--- start of DATASET EXCERPTS ---

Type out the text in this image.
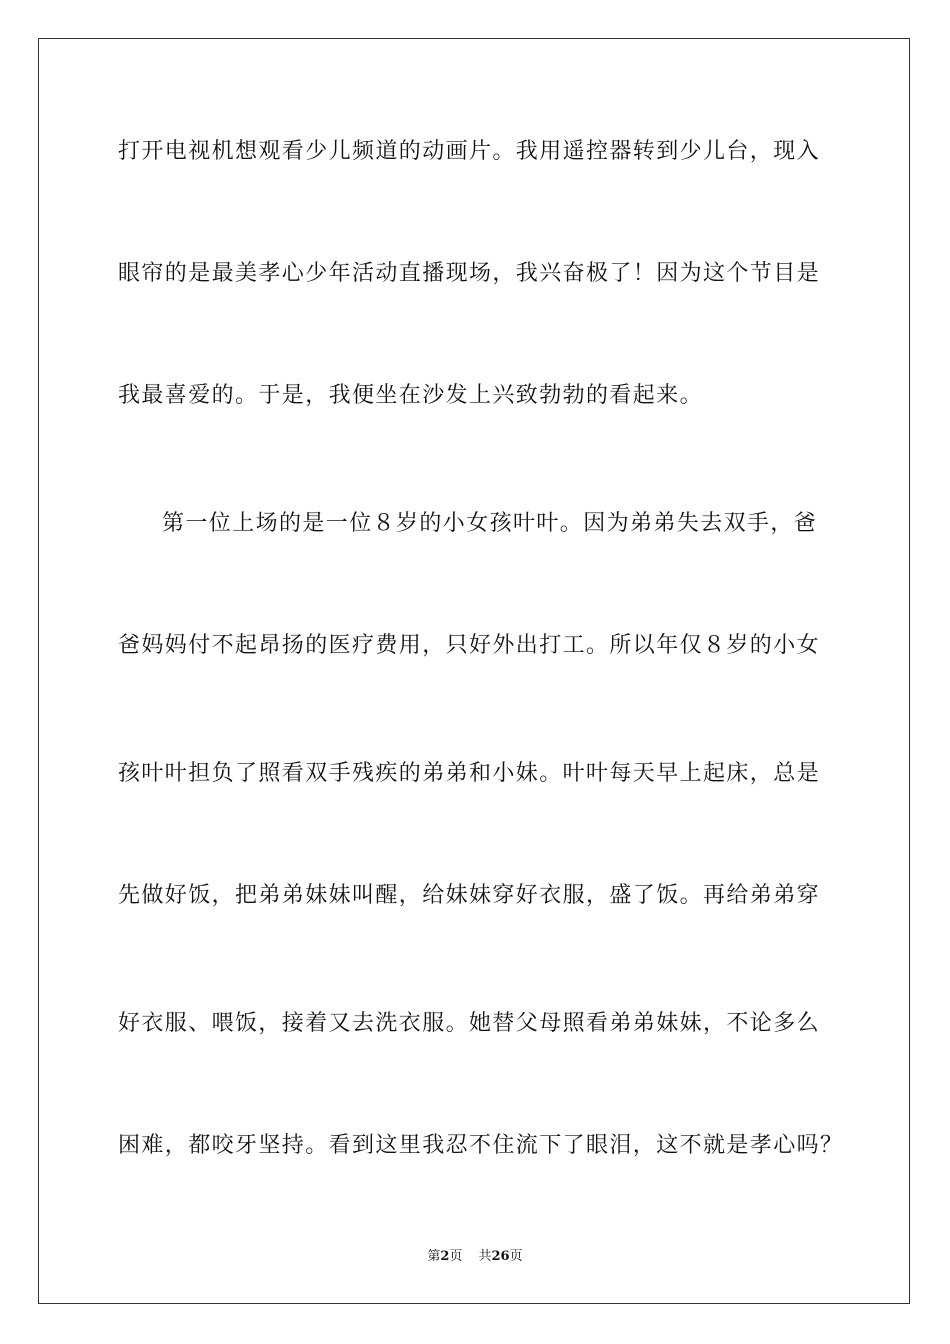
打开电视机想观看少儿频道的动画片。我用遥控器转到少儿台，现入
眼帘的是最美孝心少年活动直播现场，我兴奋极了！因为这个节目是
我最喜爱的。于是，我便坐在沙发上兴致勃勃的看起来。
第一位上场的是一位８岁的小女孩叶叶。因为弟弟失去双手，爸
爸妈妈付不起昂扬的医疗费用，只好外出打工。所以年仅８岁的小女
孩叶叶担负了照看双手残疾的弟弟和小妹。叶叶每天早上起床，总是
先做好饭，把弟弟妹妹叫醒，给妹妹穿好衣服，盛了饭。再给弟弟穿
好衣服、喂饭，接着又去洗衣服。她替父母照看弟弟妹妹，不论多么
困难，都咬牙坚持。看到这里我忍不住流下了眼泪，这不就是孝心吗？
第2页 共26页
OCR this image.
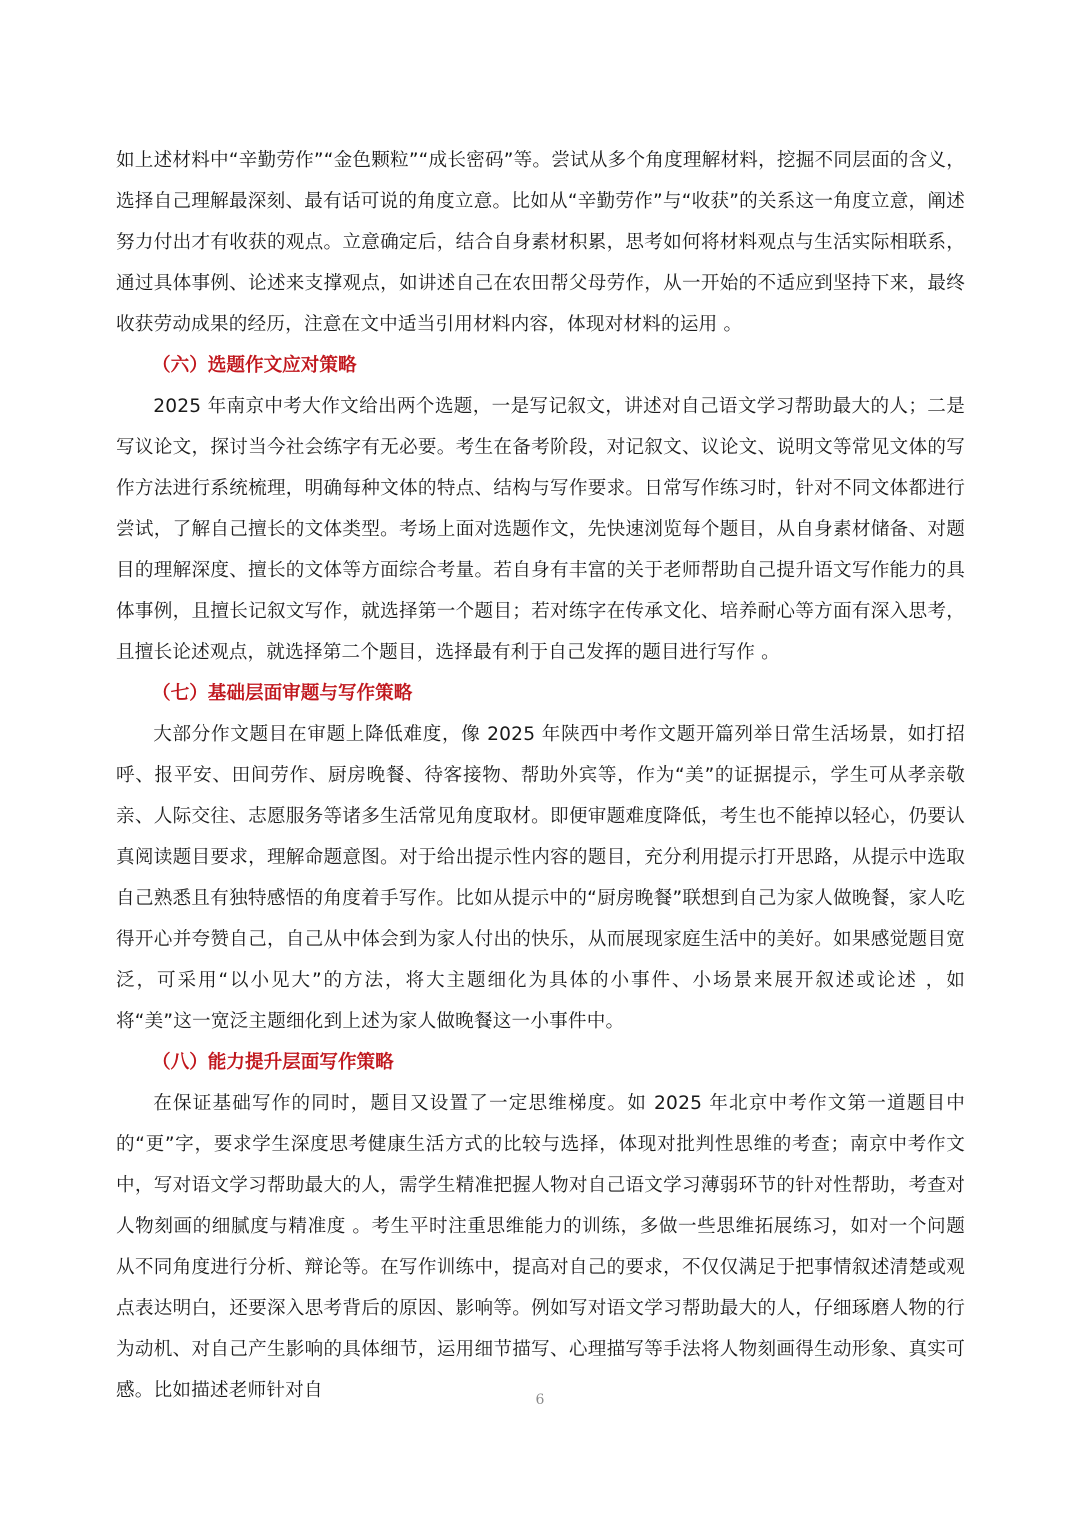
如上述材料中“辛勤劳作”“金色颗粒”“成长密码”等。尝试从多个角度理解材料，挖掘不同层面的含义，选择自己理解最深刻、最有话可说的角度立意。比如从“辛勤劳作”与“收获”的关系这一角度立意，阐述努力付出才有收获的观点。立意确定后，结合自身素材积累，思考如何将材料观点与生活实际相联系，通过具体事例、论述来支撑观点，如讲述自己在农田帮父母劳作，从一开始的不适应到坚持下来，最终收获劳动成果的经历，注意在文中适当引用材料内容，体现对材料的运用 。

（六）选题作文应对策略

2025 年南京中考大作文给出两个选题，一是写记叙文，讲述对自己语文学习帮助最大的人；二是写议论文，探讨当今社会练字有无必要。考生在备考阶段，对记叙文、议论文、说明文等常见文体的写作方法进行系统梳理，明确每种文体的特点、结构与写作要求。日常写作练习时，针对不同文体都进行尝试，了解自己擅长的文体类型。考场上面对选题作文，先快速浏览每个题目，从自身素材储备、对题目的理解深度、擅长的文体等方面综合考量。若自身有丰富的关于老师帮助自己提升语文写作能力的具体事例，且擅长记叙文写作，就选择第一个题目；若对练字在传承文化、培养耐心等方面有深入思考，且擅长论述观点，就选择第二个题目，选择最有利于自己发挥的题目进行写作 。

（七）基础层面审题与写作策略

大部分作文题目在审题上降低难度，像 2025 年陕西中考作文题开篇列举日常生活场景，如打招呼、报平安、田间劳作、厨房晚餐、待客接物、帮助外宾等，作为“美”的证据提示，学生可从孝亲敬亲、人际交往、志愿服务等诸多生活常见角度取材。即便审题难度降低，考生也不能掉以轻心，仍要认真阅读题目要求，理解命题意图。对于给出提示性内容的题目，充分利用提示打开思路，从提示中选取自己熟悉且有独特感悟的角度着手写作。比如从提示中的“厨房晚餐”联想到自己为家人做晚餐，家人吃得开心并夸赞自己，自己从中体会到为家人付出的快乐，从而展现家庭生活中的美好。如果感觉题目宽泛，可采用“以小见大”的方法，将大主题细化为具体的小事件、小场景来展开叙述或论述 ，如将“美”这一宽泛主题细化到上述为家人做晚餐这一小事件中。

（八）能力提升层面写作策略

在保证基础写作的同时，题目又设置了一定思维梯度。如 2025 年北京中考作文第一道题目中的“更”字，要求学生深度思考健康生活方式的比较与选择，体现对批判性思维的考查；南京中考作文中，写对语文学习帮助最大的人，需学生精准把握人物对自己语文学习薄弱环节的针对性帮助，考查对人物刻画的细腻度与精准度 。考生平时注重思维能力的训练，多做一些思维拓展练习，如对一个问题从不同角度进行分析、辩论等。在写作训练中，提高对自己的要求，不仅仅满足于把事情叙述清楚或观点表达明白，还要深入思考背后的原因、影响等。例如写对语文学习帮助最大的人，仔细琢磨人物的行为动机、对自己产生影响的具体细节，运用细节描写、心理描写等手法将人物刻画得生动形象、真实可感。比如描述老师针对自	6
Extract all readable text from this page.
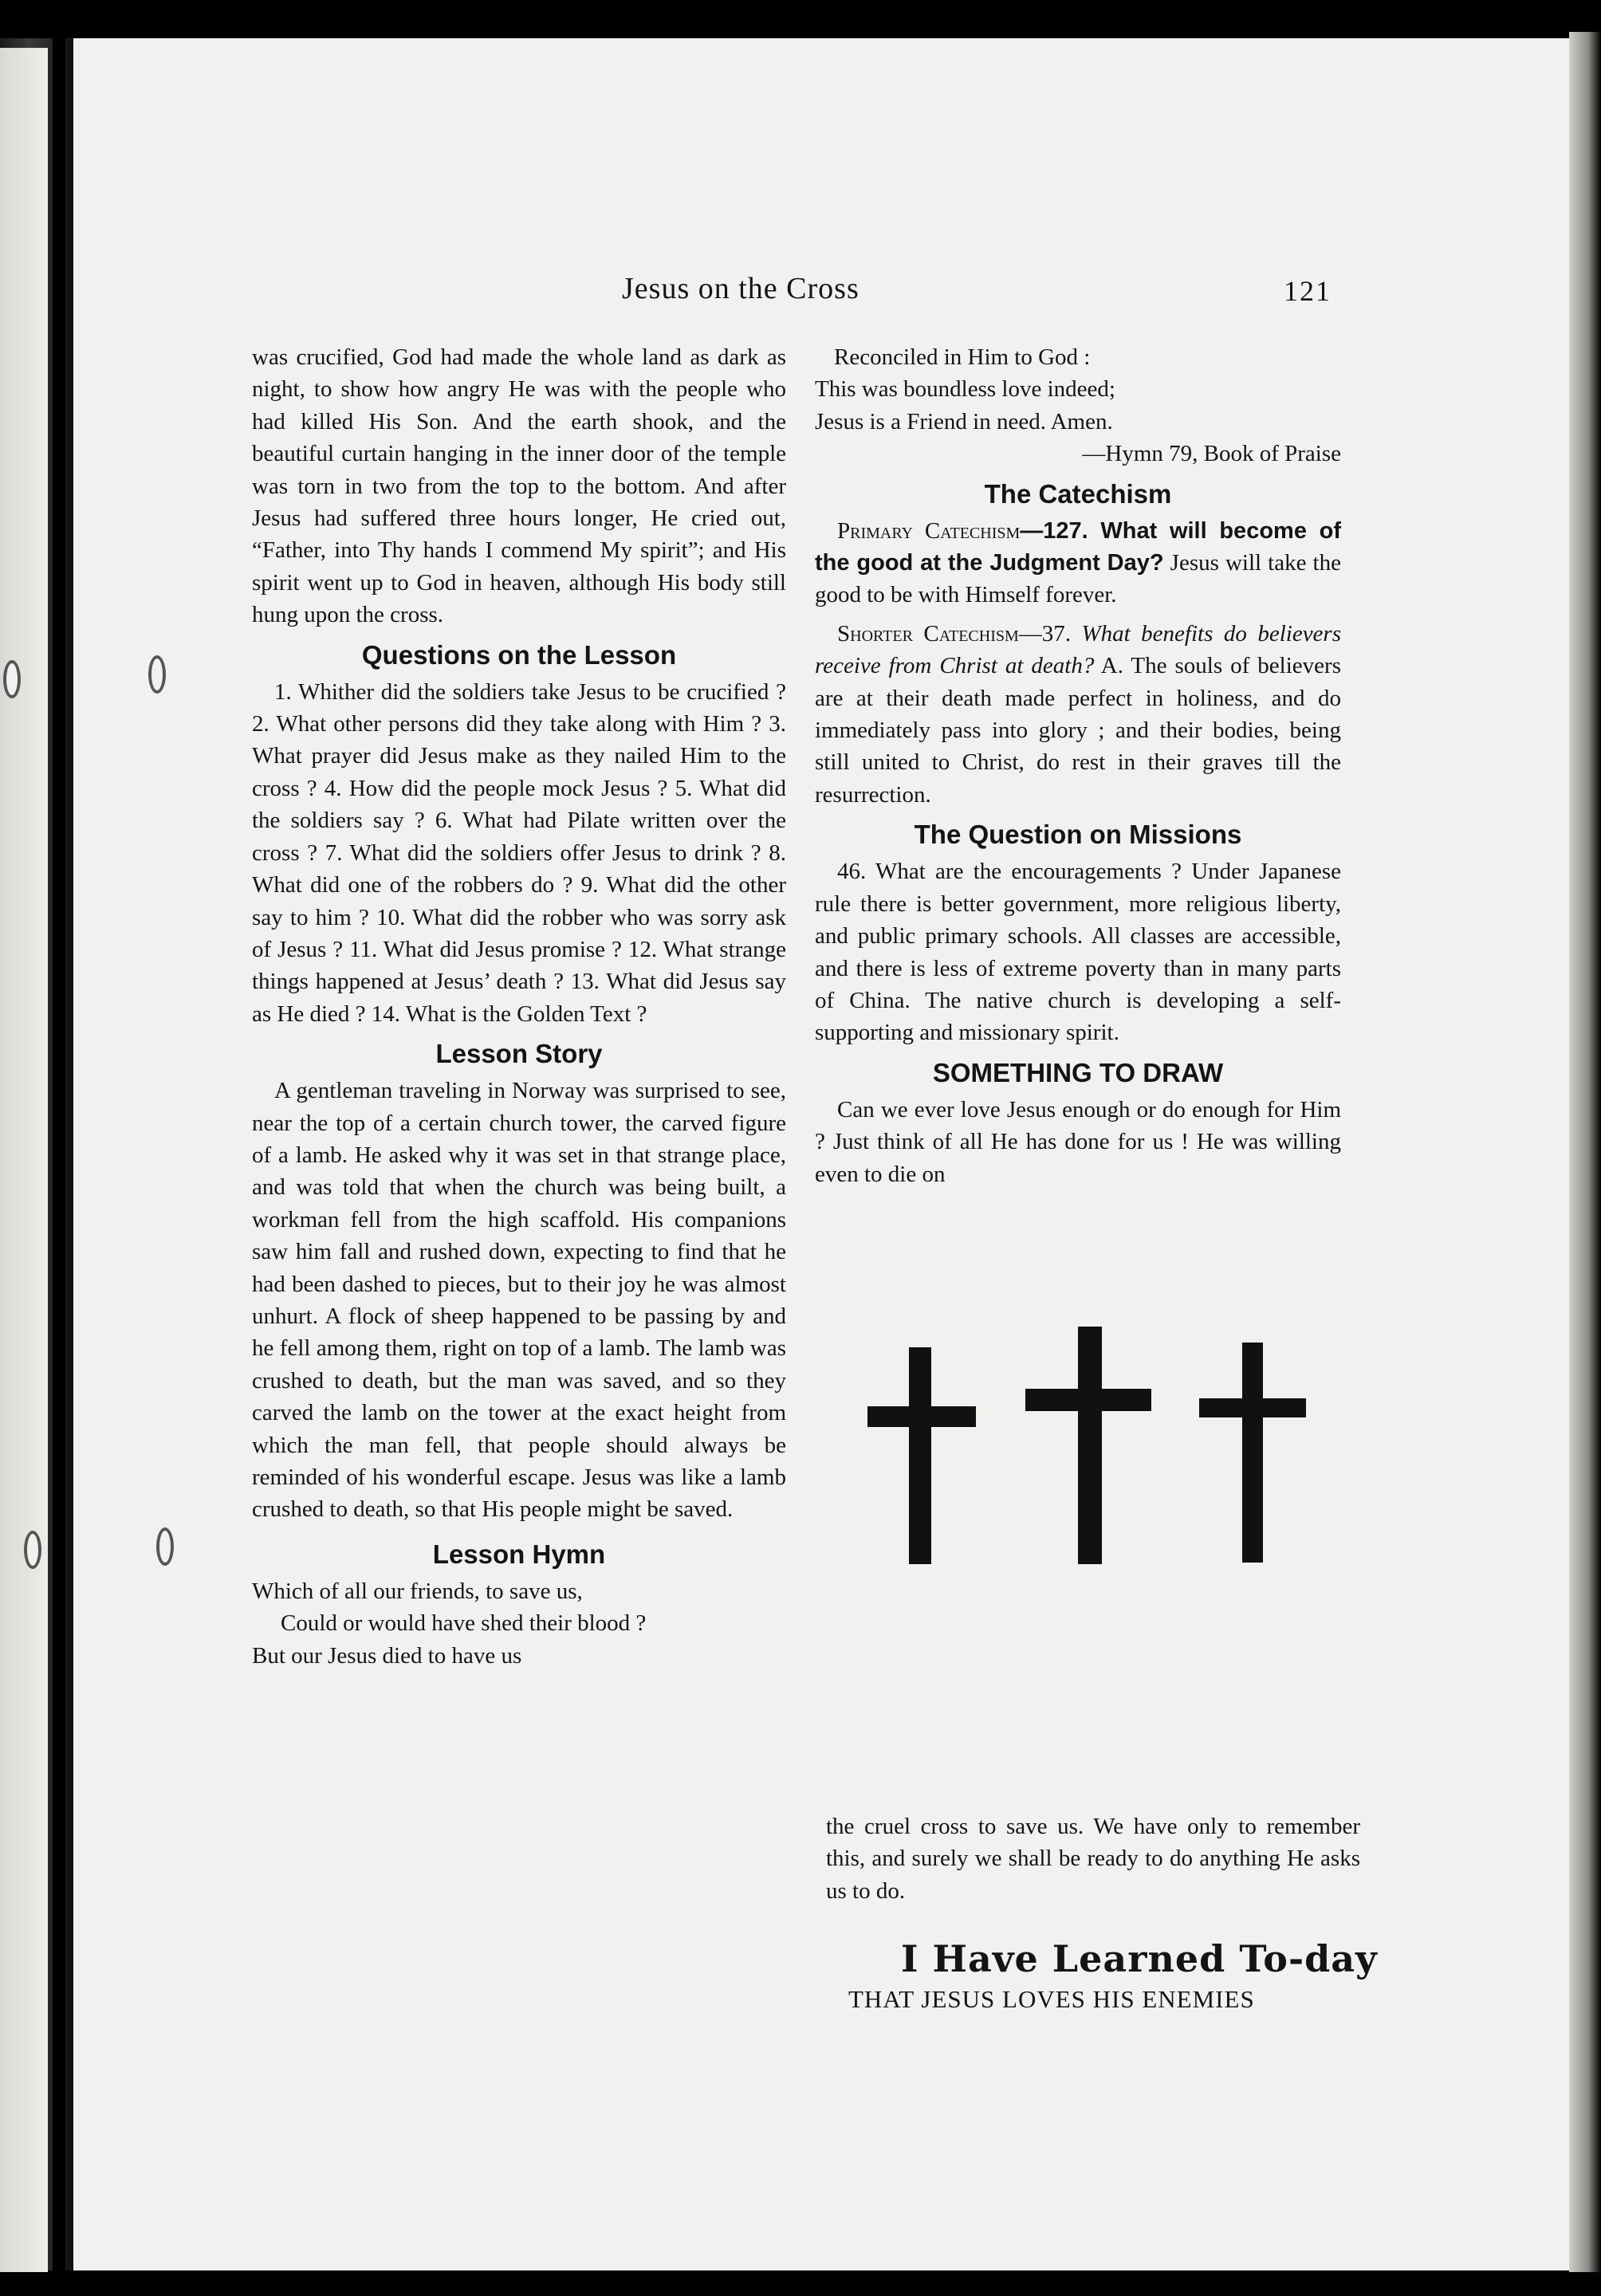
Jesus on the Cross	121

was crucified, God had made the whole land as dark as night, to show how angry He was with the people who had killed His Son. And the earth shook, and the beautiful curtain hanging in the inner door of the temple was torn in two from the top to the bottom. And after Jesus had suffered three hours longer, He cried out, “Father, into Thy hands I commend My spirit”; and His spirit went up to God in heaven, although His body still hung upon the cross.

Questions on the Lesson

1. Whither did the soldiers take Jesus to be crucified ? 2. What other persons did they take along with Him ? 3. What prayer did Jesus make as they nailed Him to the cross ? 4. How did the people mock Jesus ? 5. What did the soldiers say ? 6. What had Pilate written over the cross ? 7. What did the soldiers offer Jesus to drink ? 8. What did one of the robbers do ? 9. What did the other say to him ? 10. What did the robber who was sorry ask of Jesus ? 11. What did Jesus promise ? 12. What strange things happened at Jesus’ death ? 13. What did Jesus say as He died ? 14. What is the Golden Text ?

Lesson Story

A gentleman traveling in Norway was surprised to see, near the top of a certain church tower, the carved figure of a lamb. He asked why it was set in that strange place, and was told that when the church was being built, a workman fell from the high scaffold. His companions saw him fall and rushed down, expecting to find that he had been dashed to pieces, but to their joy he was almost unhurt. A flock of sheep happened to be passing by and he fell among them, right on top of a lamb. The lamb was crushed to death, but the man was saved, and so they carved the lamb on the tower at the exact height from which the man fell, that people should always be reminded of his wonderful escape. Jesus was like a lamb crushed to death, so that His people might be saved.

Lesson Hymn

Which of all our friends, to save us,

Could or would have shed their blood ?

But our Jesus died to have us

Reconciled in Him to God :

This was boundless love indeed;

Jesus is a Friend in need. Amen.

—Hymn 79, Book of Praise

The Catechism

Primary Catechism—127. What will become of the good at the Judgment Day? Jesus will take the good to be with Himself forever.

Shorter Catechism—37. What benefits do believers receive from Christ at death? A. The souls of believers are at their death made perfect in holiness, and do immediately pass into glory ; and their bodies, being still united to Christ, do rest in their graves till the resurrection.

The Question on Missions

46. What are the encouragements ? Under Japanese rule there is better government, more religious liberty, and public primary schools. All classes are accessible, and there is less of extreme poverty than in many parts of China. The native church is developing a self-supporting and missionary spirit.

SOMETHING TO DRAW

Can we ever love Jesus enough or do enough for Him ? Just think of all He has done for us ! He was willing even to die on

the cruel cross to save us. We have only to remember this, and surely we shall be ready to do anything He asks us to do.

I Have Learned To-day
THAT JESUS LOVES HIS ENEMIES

--- end of DATASET EXCERPTS ---

INSTRUCTION:
Which lines hold the word "image"? Return all of them from the records above.

COMPLETE ANSWER:
Type out the text in this image.
OCR this image.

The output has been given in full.